begin Extracted data
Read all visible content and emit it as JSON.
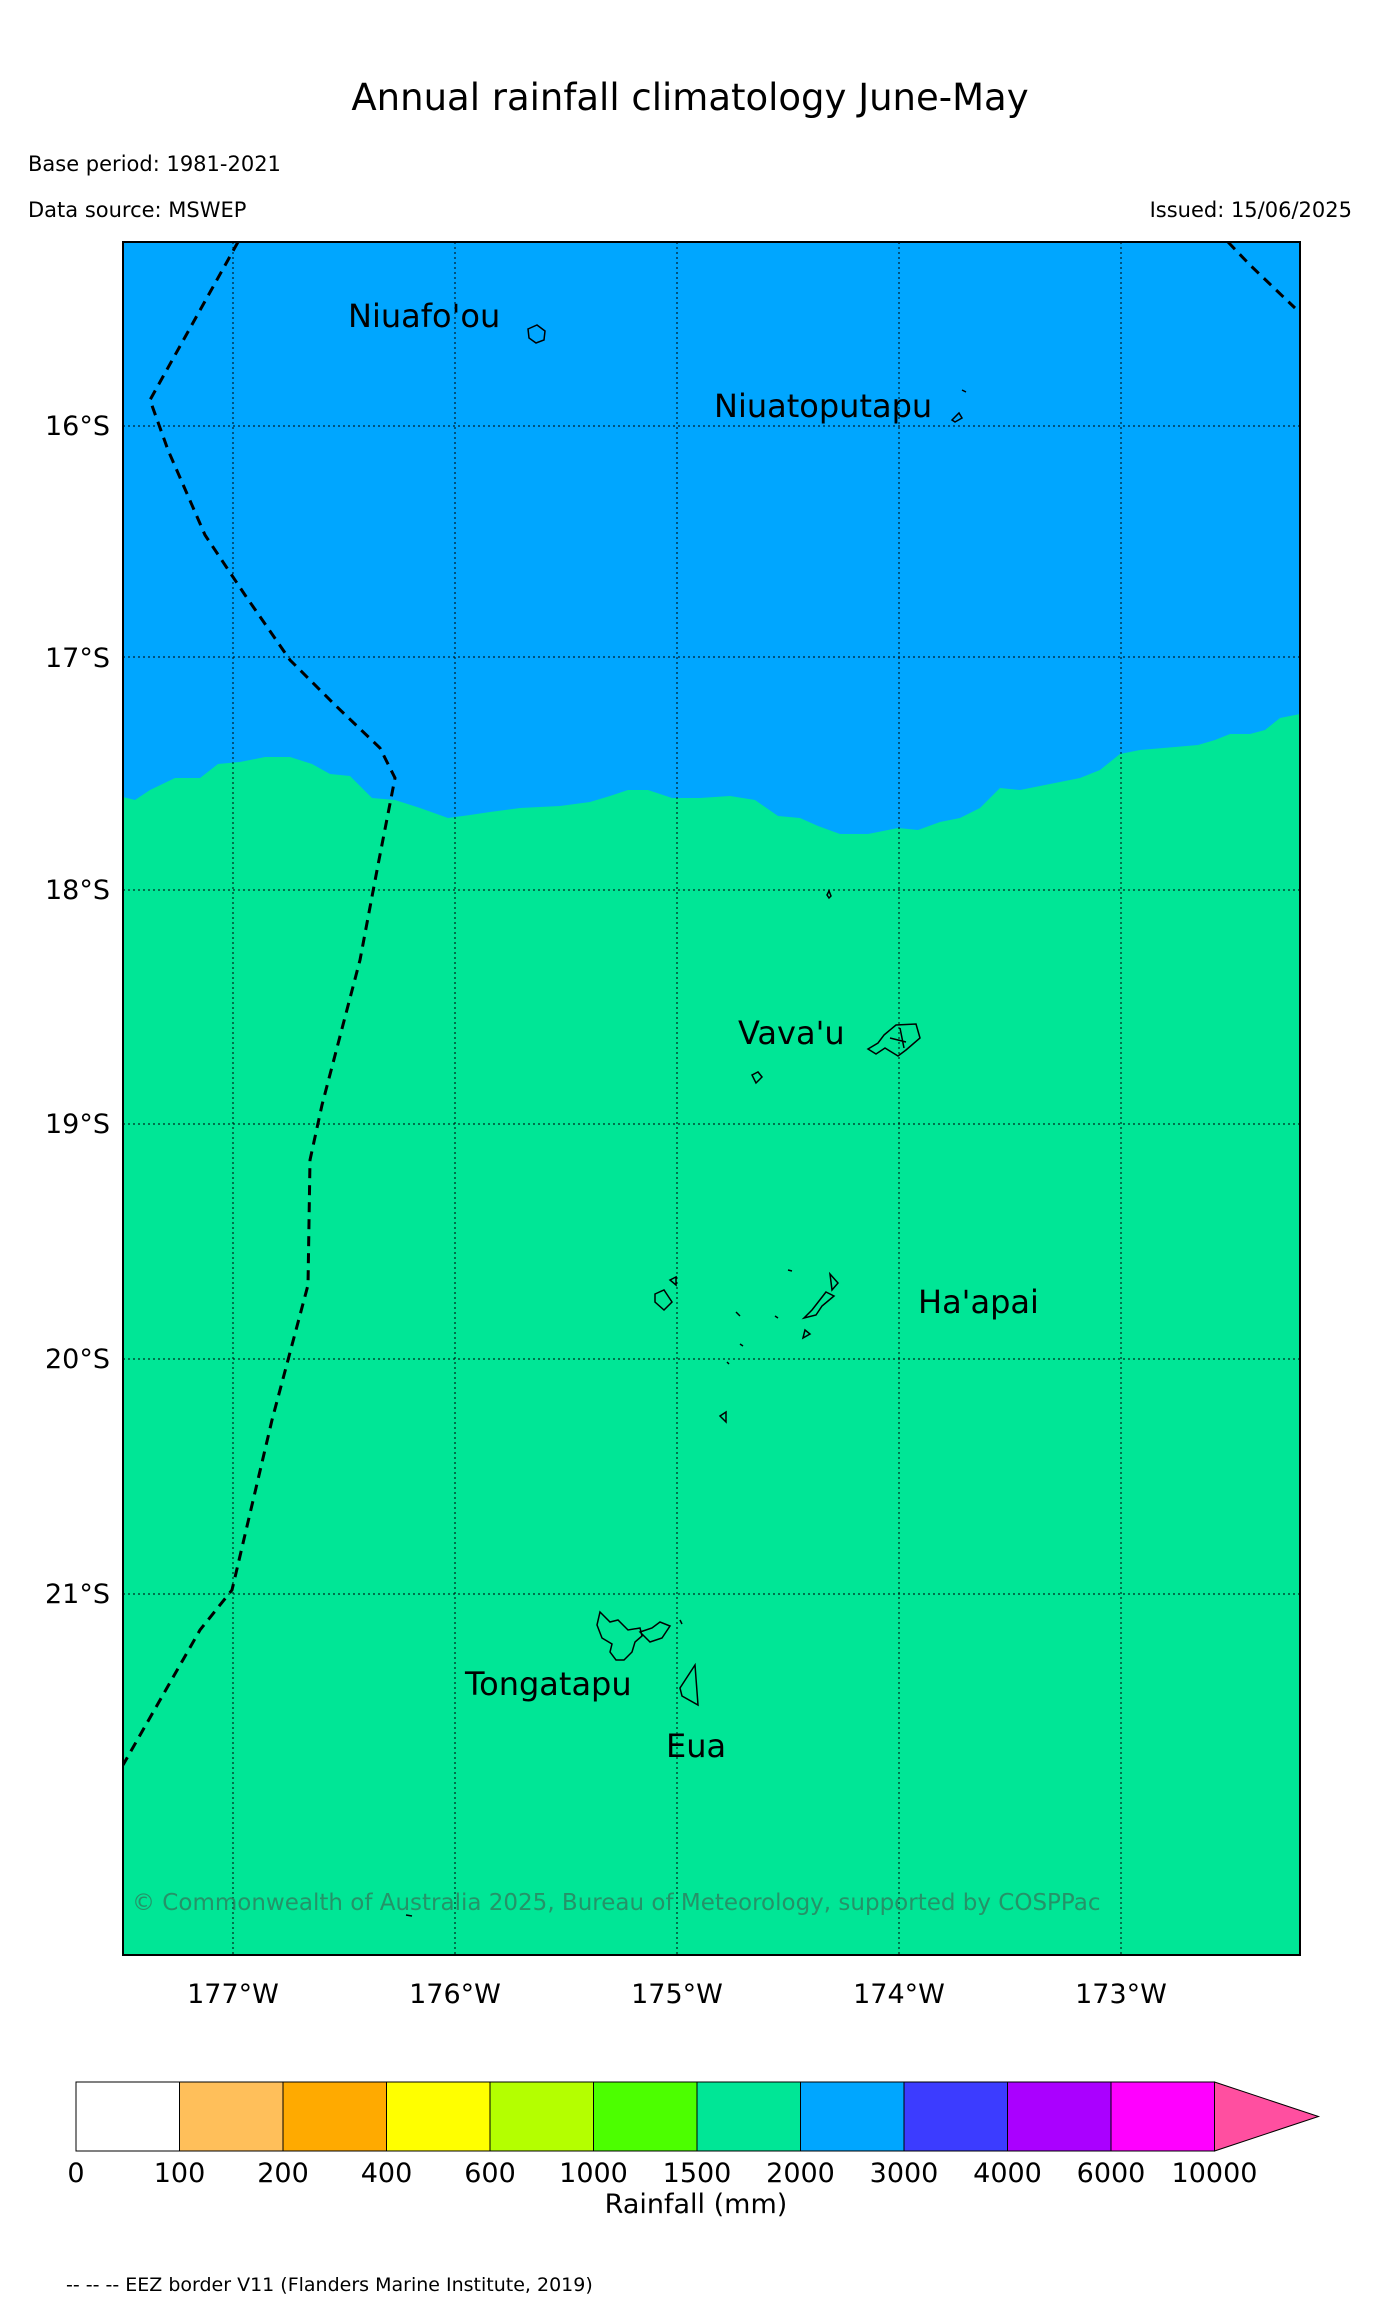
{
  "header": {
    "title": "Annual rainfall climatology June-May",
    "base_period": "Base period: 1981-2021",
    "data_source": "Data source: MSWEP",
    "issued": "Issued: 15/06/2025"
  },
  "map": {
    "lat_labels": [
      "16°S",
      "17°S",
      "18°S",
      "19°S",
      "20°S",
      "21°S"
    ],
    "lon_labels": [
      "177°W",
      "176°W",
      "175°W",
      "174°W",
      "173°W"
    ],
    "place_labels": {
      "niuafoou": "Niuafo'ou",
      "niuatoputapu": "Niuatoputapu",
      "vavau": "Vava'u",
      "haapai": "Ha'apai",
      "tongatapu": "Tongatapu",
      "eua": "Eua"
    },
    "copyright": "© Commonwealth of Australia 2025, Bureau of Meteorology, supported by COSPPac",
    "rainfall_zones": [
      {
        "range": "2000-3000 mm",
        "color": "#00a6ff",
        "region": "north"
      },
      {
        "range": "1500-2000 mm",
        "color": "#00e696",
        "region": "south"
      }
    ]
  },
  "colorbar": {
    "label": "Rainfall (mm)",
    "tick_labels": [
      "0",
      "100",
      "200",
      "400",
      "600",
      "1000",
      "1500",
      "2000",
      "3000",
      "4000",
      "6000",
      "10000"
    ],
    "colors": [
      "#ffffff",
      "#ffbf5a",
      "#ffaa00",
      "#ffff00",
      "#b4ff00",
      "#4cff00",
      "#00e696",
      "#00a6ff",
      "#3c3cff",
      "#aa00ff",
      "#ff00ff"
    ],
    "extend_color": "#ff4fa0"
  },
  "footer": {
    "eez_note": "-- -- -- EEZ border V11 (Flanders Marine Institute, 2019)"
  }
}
end Extracted data
begin Extracted data
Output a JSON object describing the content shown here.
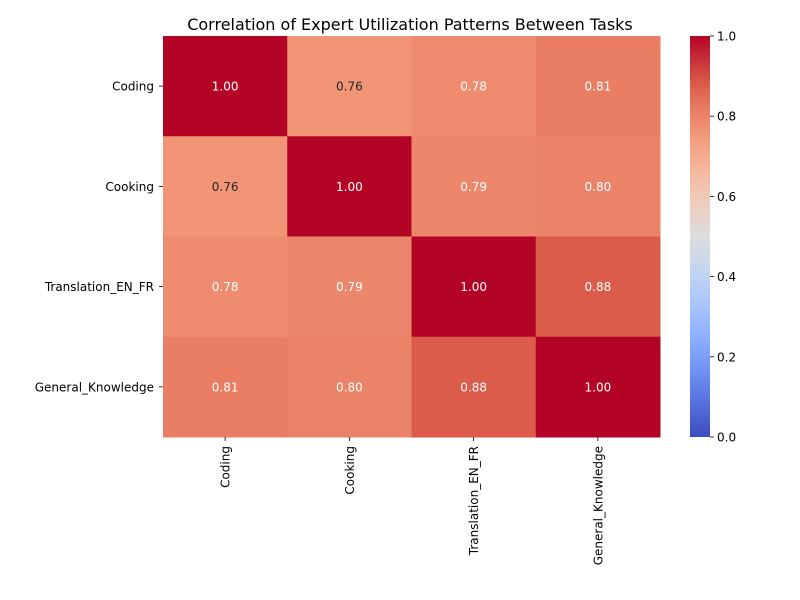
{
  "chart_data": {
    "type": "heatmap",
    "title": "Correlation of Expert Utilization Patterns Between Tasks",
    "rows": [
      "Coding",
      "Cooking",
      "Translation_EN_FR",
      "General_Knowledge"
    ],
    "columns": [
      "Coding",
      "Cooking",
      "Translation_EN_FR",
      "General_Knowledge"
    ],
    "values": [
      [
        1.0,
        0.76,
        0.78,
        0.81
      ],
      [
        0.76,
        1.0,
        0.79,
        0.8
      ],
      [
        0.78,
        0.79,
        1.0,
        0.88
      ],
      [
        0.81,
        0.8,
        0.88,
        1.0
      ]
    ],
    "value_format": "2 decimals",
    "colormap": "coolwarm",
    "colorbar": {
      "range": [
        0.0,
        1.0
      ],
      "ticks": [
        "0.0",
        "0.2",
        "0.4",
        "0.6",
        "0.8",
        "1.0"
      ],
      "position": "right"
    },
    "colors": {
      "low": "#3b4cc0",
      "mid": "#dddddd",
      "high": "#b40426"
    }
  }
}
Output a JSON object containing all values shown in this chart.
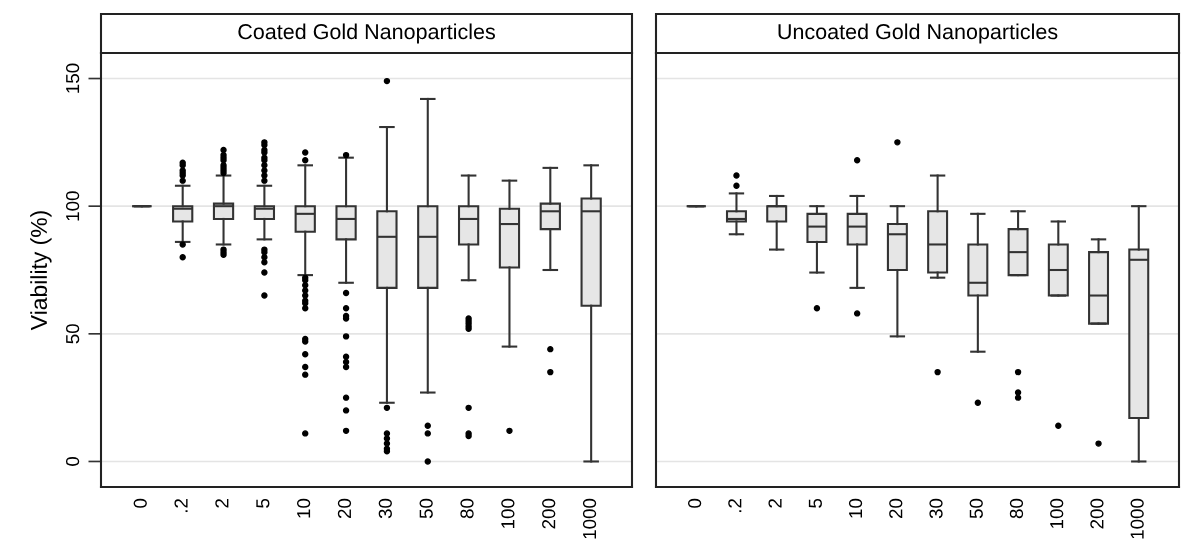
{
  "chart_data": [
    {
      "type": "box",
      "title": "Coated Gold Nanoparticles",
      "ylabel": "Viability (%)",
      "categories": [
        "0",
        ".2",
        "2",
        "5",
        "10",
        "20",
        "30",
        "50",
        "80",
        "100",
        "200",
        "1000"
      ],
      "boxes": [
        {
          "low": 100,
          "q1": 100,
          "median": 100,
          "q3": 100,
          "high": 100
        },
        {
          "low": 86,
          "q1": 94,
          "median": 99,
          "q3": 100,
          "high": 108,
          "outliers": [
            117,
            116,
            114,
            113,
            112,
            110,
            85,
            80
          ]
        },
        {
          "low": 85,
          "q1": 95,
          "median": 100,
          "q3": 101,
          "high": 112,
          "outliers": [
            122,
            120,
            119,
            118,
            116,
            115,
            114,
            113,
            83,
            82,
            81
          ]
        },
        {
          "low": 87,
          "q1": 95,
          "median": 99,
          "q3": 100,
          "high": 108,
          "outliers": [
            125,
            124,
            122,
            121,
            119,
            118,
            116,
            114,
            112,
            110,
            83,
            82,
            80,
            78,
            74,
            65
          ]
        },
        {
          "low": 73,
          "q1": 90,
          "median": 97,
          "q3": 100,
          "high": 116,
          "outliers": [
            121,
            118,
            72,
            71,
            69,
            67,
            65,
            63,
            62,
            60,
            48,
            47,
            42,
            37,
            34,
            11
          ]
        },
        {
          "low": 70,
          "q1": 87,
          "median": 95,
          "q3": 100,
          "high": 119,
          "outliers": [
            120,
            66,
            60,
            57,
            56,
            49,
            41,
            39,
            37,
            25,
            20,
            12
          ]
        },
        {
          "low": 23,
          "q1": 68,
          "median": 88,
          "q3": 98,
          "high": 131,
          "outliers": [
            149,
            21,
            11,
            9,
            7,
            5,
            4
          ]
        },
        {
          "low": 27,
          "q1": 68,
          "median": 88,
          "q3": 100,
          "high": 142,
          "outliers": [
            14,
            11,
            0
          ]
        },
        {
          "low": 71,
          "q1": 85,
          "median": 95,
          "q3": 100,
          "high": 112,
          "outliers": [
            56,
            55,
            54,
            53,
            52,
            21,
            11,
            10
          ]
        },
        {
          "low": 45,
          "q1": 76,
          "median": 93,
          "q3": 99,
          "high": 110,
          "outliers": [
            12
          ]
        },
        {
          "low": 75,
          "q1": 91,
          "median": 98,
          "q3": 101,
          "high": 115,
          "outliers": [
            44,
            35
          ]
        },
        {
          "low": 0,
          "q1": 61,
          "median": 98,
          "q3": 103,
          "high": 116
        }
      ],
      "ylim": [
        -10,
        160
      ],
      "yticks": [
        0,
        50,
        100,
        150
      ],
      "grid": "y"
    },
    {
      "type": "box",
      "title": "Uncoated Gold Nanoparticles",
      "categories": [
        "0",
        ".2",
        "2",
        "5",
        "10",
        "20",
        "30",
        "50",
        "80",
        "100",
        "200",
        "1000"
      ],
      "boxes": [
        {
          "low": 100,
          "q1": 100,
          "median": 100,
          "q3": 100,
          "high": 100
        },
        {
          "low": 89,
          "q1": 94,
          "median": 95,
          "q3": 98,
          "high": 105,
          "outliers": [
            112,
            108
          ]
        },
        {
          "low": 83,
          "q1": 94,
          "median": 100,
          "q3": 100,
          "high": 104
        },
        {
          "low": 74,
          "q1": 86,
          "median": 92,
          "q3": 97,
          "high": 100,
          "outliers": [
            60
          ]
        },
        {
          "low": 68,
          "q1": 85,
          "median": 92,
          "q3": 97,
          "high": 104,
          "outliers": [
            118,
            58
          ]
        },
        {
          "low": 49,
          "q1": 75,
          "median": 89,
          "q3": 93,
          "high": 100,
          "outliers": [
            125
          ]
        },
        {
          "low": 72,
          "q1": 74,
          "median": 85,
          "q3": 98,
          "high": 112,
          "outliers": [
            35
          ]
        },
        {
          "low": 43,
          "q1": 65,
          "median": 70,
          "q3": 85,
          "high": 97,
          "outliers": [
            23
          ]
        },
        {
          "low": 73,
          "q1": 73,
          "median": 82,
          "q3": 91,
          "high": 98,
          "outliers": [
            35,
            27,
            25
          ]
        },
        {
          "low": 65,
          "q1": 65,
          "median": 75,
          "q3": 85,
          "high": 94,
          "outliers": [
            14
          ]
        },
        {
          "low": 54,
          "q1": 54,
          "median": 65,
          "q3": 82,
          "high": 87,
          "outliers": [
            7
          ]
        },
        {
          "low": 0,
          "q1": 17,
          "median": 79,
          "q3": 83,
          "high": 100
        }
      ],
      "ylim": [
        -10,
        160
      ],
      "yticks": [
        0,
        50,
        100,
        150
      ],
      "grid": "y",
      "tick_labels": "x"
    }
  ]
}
end Extracted data
▶ **Given task**
Using the material above, state how many lines include the string "Output". Answer with a single number.

▶ **Reply to the task**
2